## Task to complete
Every record that follows must be duplicated exactly, with images left out.

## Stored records
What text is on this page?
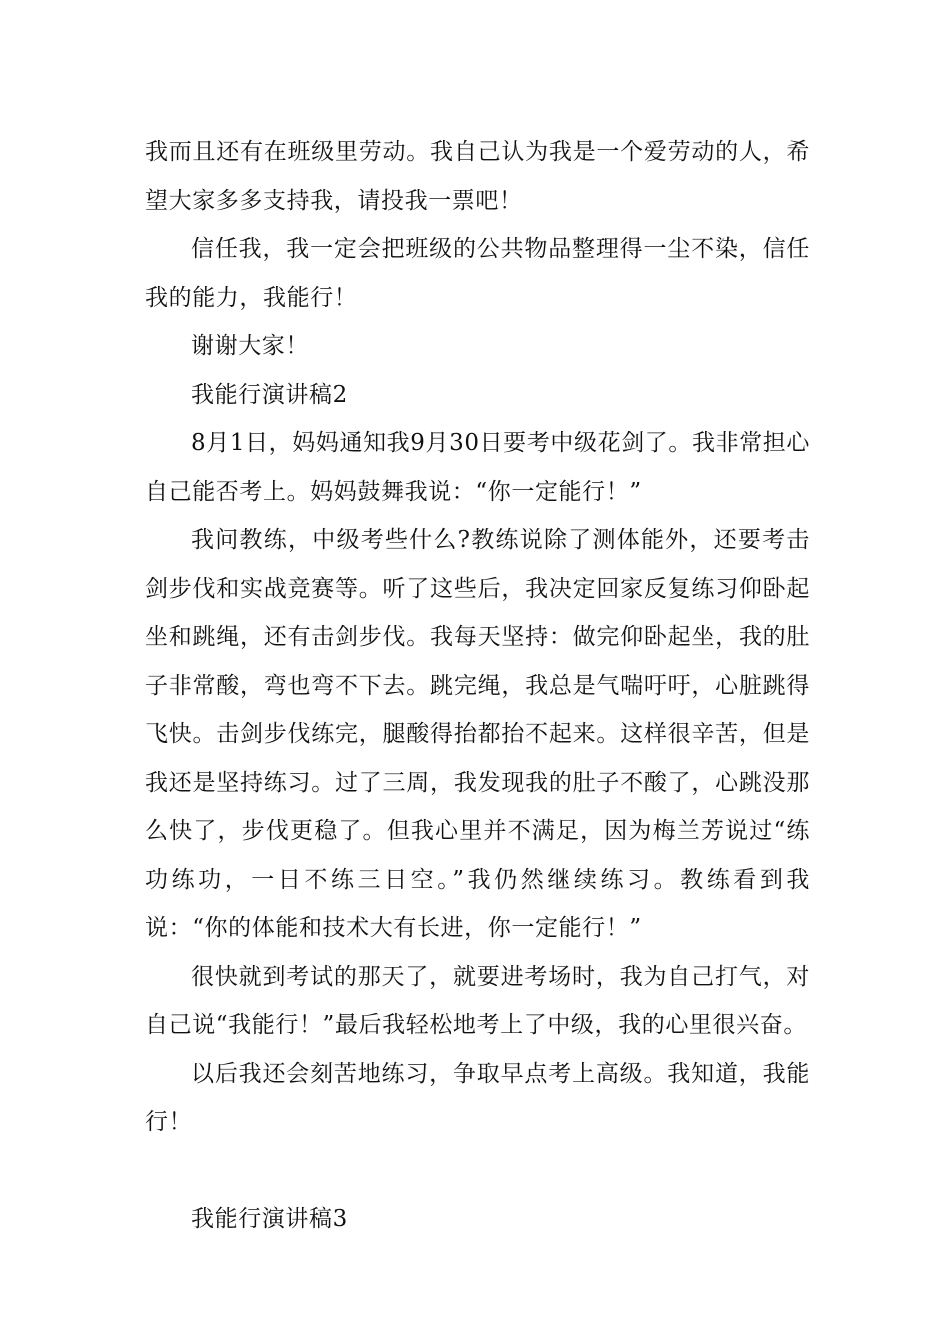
我而且还有在班级里劳动。我自己认为我是一个爱劳动的人，希望大家多多支持我，请投我一票吧！

信任我，我一定会把班级的公共物品整理得一尘不染，信任我的能力，我能行！

谢谢大家！

我能行演讲稿2

8月1日，妈妈通知我9月30日要考中级花剑了。我非常担心自己能否考上。妈妈鼓舞我说：“你一定能行！”

我问教练，中级考些什么?教练说除了测体能外，还要考击剑步伐和实战竞赛等。听了这些后，我决定回家反复练习仰卧起坐和跳绳，还有击剑步伐。我每天坚持：做完仰卧起坐，我的肚子非常酸，弯也弯不下去。跳完绳，我总是气喘吁吁，心脏跳得飞快。击剑步伐练完，腿酸得抬都抬不起来。这样很辛苦，但是我还是坚持练习。过了三周，我发现我的肚子不酸了，心跳没那么快了，步伐更稳了。但我心里并不满足，因为梅兰芳说过“练功练功，一日不练三日空。”我仍然继续练习。教练看到我说：“你的体能和技术大有长进，你一定能行！”

很快就到考试的那天了，就要进考场时，我为自己打气，对自己说“我能行！”最后我轻松地考上了中级，我的心里很兴奋。

以后我还会刻苦地练习，争取早点考上高级。我知道，我能行！

我能行演讲稿3
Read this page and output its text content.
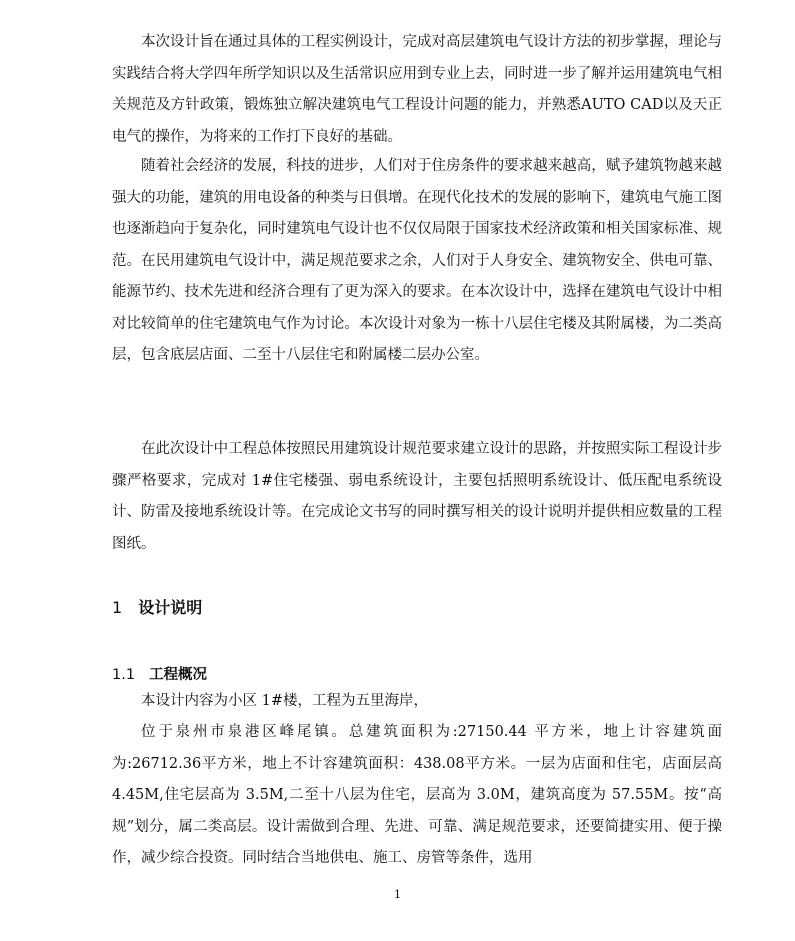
本次设计旨在通过具体的工程实例设计，完成对高层建筑电气设计方法的初步掌握，理论与实践结合将大学四年所学知识以及生活常识应用到专业上去，同时进一步了解并运用建筑电气相关规范及方针政策，锻炼独立解决建筑电气工程设计问题的能力，并熟悉AUTO CAD以及天正电气的操作，为将来的工作打下良好的基础。

随着社会经济的发展，科技的进步，人们对于住房条件的要求越来越高，赋予建筑物越来越强大的功能，建筑的用电设备的种类与日俱增。在现代化技术的发展的影响下，建筑电气施工图也逐渐趋向于复杂化，同时建筑电气设计也不仅仅局限于国家技术经济政策和相关国家标准、规范。在民用建筑电气设计中，满足规范要求之余，人们对于人身安全、建筑物安全、供电可靠、能源节约、技术先进和经济合理有了更为深入的要求。在本次设计中，选择在建筑电气设计中相对比较简单的住宅建筑电气作为讨论。本次设计对象为一栋十八层住宅楼及其附属楼，为二类高层，包含底层店面、二至十八层住宅和附属楼二层办公室。

在此次设计中工程总体按照民用建筑设计规范要求建立设计的思路，并按照实际工程设计步骤严格要求，完成对 1#住宅楼强、弱电系统设计，主要包括照明系统设计、低压配电系统设计、防雷及接地系统设计等。在完成论文书写的同时撰写相关的设计说明并提供相应数量的工程图纸。

1 设计说明
1.1 工程概况

本设计内容为小区 1#楼，工程为五里海岸，

位于泉州市泉港区峰尾镇。总建筑面积为:27150.44 平方米，地上计容建筑面为:26712.36平方米，地上不计容建筑面积：438.08平方米。一层为店面和住宅，店面层高 4.45M,住宅层高为 3.5M,二至十八层为住宅，层高为 3.0M，建筑高度为 57.55M。按“高规”划分，属二类高层。设计需做到合理、先进、可靠、满足规范要求，还要简捷实用、便于操作，减少综合投资。同时结合当地供电、施工、房管等条件，选用

1
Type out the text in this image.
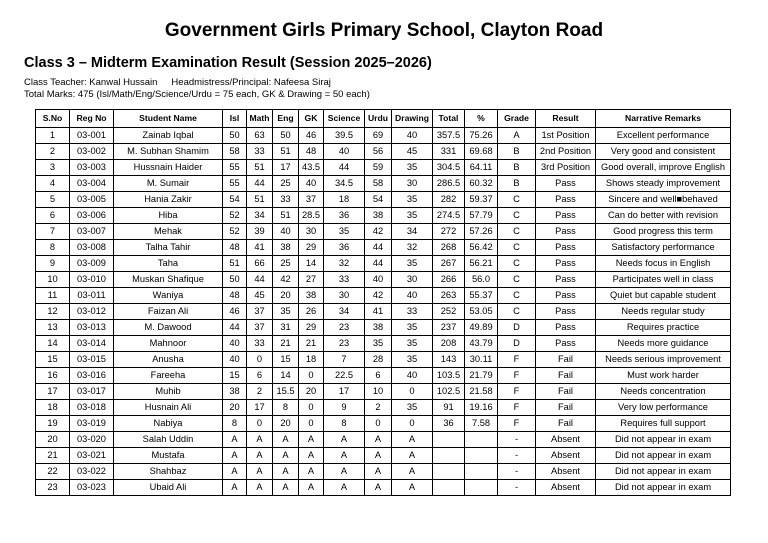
Government Girls Primary School, Clayton Road
Class 3 – Midterm Examination Result (Session 2025–2026)
Class Teacher: Kanwal Hussain Headmistress/Principal: Nafeesa Siraj
Total Marks: 475 (Isl/Math/Eng/Science/Urdu = 75 each, GK & Drawing = 50 each)
S.No	Reg No	Student Name	Isl	Math	Eng	GK	Science	Urdu	Drawing	Total	%	Grade	Result	Narrative Remarks
1	03-001	Zainab Iqbal	50	63	50	46	39.5	69	40	357.5	75.26	A	1st Position	Excellent performance
2	03-002	M. Subhan Shamim	58	33	51	48	40	56	45	331	69.68	B	2nd Position	Very good and consistent
3	03-003	Hussnain Haider	55	51	17	43.5	44	59	35	304.5	64.11	B	3rd Position	Good overall, improve English
4	03-004	M. Sumair	55	44	25	40	34.5	58	30	286.5	60.32	B	Pass	Shows steady improvement
5	03-005	Hania Zakir	54	51	33	37	18	54	35	282	59.37	C	Pass	Sincere and well■behaved
6	03-006	Hiba	52	34	51	28.5	36	38	35	274.5	57.79	C	Pass	Can do better with revision
7	03-007	Mehak	52	39	40	30	35	42	34	272	57.26	C	Pass	Good progress this term
8	03-008	Talha Tahir	48	41	38	29	36	44	32	268	56.42	C	Pass	Satisfactory performance
9	03-009	Taha	51	66	25	14	32	44	35	267	56.21	C	Pass	Needs focus in English
10	03-010	Muskan Shafique	50	44	42	27	33	40	30	266	56.0	C	Pass	Participates well in class
11	03-011	Waniya	48	45	20	38	30	42	40	263	55.37	C	Pass	Quiet but capable student
12	03-012	Faizan Ali	46	37	35	26	34	41	33	252	53.05	C	Pass	Needs regular study
13	03-013	M. Dawood	44	37	31	29	23	38	35	237	49.89	D	Pass	Requires practice
14	03-014	Mahnoor	40	33	21	21	23	35	35	208	43.79	D	Pass	Needs more guidance
15	03-015	Anusha	40	0	15	18	7	28	35	143	30.11	F	Fail	Needs serious improvement
16	03-016	Fareeha	15	6	14	0	22.5	6	40	103.5	21.79	F	Fail	Must work harder
17	03-017	Muhib	38	2	15.5	20	17	10	0	102.5	21.58	F	Fail	Needs concentration
18	03-018	Husnain Ali	20	17	8	0	9	2	35	91	19.16	F	Fail	Very low performance
19	03-019	Nabiya	8	0	20	0	8	0	0	36	7.58	F	Fail	Requires full support
20	03-020	Salah Uddin	A	A	A	A	A	A	A			-	Absent	Did not appear in exam
21	03-021	Mustafa	A	A	A	A	A	A	A			-	Absent	Did not appear in exam
22	03-022	Shahbaz	A	A	A	A	A	A	A			-	Absent	Did not appear in exam
23	03-023	Ubaid Ali	A	A	A	A	A	A	A			-	Absent	Did not appear in exam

## Answer to this exercise
What text is on this page?
我而且还有在班级里劳动。我自己认为我是一个爱劳动的人，希望大家多多支持我，请投我一票吧！

信任我，我一定会把班级的公共物品整理得一尘不染，信任我的能力，我能行！

谢谢大家！

我能行演讲稿2

8月1日，妈妈通知我9月30日要考中级花剑了。我非常担心自己能否考上。妈妈鼓舞我说：“你一定能行！”

我问教练，中级考些什么?教练说除了测体能外，还要考击剑步伐和实战竞赛等。听了这些后，我决定回家反复练习仰卧起坐和跳绳，还有击剑步伐。我每天坚持：做完仰卧起坐，我的肚子非常酸，弯也弯不下去。跳完绳，我总是气喘吁吁，心脏跳得飞快。击剑步伐练完，腿酸得抬都抬不起来。这样很辛苦，但是我还是坚持练习。过了三周，我发现我的肚子不酸了，心跳没那么快了，步伐更稳了。但我心里并不满足，因为梅兰芳说过“练功练功，一日不练三日空。”我仍然继续练习。教练看到我说：“你的体能和技术大有长进，你一定能行！”

很快就到考试的那天了，就要进考场时，我为自己打气，对自己说“我能行！”最后我轻松地考上了中级，我的心里很兴奋。

以后我还会刻苦地练习，争取早点考上高级。我知道，我能行！

我能行演讲稿3
Read this page and output its text content.
本次设计旨在通过具体的工程实例设计，完成对高层建筑电气设计方法的初步掌握，理论与实践结合将大学四年所学知识以及生活常识应用到专业上去，同时进一步了解并运用建筑电气相关规范及方针政策，锻炼独立解决建筑电气工程设计问题的能力，并熟悉AUTO CAD以及天正电气的操作，为将来的工作打下良好的基础。

随着社会经济的发展，科技的进步，人们对于住房条件的要求越来越高，赋予建筑物越来越强大的功能，建筑的用电设备的种类与日俱增。在现代化技术的发展的影响下，建筑电气施工图也逐渐趋向于复杂化，同时建筑电气设计也不仅仅局限于国家技术经济政策和相关国家标准、规范。在民用建筑电气设计中，满足规范要求之余，人们对于人身安全、建筑物安全、供电可靠、能源节约、技术先进和经济合理有了更为深入的要求。在本次设计中，选择在建筑电气设计中相对比较简单的住宅建筑电气作为讨论。本次设计对象为一栋十八层住宅楼及其附属楼，为二类高层，包含底层店面、二至十八层住宅和附属楼二层办公室。

在此次设计中工程总体按照民用建筑设计规范要求建立设计的思路，并按照实际工程设计步骤严格要求，完成对 1#住宅楼强、弱电系统设计，主要包括照明系统设计、低压配电系统设计、防雷及接地系统设计等。在完成论文书写的同时撰写相关的设计说明并提供相应数量的工程图纸。

1 设计说明
1.1 工程概况

本设计内容为小区 1#楼，工程为五里海岸，

位于泉州市泉港区峰尾镇。总建筑面积为:27150.44 平方米，地上计容建筑面为:26712.36平方米，地上不计容建筑面积：438.08平方米。一层为店面和住宅，店面层高 4.45M,住宅层高为 3.5M,二至十八层为住宅，层高为 3.0M，建筑高度为 57.55M。按“高规”划分，属二类高层。设计需做到合理、先进、可靠、满足规范要求，还要简捷实用、便于操作，减少综合投资。同时结合当地供电、施工、房管等条件，选用

1
Type out the text in this image.
Government Girls Primary School, Clayton Road
Class 3 – Midterm Examination Result (Session 2025–2026)
Class Teacher: Kanwal Hussain Headmistress/Principal: Nafeesa Siraj
Total Marks: 475 (Isl/Math/Eng/Science/Urdu = 75 each, GK & Drawing = 50 each)
S.No	Reg No	Student Name	Isl	Math	Eng	GK	Science	Urdu	Drawing	Total	%	Grade	Result	Narrative Remarks
1	03-001	Zainab Iqbal	50	63	50	46	39.5	69	40	357.5	75.26	A	1st Position	Excellent performance
2	03-002	M. Subhan Shamim	58	33	51	48	40	56	45	331	69.68	B	2nd Position	Very good and consistent
3	03-003	Hussnain Haider	55	51	17	43.5	44	59	35	304.5	64.11	B	3rd Position	Good overall, improve English
4	03-004	M. Sumair	55	44	25	40	34.5	58	30	286.5	60.32	B	Pass	Shows steady improvement
5	03-005	Hania Zakir	54	51	33	37	18	54	35	282	59.37	C	Pass	Sincere and well■behaved
6	03-006	Hiba	52	34	51	28.5	36	38	35	274.5	57.79	C	Pass	Can do better with revision
7	03-007	Mehak	52	39	40	30	35	42	34	272	57.26	C	Pass	Good progress this term
8	03-008	Talha Tahir	48	41	38	29	36	44	32	268	56.42	C	Pass	Satisfactory performance
9	03-009	Taha	51	66	25	14	32	44	35	267	56.21	C	Pass	Needs focus in English
10	03-010	Muskan Shafique	50	44	42	27	33	40	30	266	56.0	C	Pass	Participates well in class
11	03-011	Waniya	48	45	20	38	30	42	40	263	55.37	C	Pass	Quiet but capable student
12	03-012	Faizan Ali	46	37	35	26	34	41	33	252	53.05	C	Pass	Needs regular study
13	03-013	M. Dawood	44	37	31	29	23	38	35	237	49.89	D	Pass	Requires practice
14	03-014	Mahnoor	40	33	21	21	23	35	35	208	43.79	D	Pass	Needs more guidance
15	03-015	Anusha	40	0	15	18	7	28	35	143	30.11	F	Fail	Needs serious improvement
16	03-016	Fareeha	15	6	14	0	22.5	6	40	103.5	21.79	F	Fail	Must work harder
17	03-017	Muhib	38	2	15.5	20	17	10	0	102.5	21.58	F	Fail	Needs concentration
18	03-018	Husnain Ali	20	17	8	0	9	2	35	91	19.16	F	Fail	Very low performance
19	03-019	Nabiya	8	0	20	0	8	0	0	36	7.58	F	Fail	Requires full support
20	03-020	Salah Uddin	A	A	A	A	A	A	A			-	Absent	Did not appear in exam
21	03-021	Mustafa	A	A	A	A	A	A	A			-	Absent	Did not appear in exam
22	03-022	Shahbaz	A	A	A	A	A	A	A			-	Absent	Did not appear in exam
23	03-023	Ubaid Ali	A	A	A	A	A	A	A			-	Absent	Did not appear in exam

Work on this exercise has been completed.